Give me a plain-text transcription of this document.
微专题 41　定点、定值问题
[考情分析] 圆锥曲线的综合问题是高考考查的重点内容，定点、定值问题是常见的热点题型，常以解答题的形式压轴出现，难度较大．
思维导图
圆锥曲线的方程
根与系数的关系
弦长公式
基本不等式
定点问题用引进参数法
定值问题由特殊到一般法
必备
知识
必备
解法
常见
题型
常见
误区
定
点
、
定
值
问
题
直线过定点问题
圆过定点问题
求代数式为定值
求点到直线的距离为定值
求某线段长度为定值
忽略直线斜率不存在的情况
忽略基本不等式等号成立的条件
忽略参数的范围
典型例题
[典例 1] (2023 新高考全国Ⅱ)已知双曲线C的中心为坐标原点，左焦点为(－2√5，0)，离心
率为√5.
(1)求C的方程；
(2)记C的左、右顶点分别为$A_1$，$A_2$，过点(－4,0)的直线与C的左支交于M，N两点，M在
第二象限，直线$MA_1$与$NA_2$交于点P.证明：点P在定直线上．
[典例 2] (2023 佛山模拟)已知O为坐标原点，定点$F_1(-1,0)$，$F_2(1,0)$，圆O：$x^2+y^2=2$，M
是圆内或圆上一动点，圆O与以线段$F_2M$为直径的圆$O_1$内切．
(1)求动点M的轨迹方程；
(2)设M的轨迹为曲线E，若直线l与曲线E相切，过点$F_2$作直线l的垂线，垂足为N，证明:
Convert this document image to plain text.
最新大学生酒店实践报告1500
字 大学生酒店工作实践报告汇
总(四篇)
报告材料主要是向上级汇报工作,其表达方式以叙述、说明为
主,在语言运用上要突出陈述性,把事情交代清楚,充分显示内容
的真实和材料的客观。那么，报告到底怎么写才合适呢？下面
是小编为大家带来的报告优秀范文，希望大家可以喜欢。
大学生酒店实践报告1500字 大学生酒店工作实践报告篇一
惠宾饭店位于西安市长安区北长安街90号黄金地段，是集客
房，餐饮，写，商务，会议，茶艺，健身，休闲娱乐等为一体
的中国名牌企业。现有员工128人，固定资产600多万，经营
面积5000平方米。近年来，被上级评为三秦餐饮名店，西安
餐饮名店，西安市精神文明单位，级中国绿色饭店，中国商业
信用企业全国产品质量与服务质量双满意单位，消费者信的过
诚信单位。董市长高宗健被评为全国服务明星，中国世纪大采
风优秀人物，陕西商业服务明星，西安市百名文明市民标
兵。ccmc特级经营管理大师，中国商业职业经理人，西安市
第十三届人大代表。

**JOB**
Return all the lines that contain the string "document".

**THE COMPLETED TASK**
Give me a plain-text transcription of this document.
Convert this document image to plain text.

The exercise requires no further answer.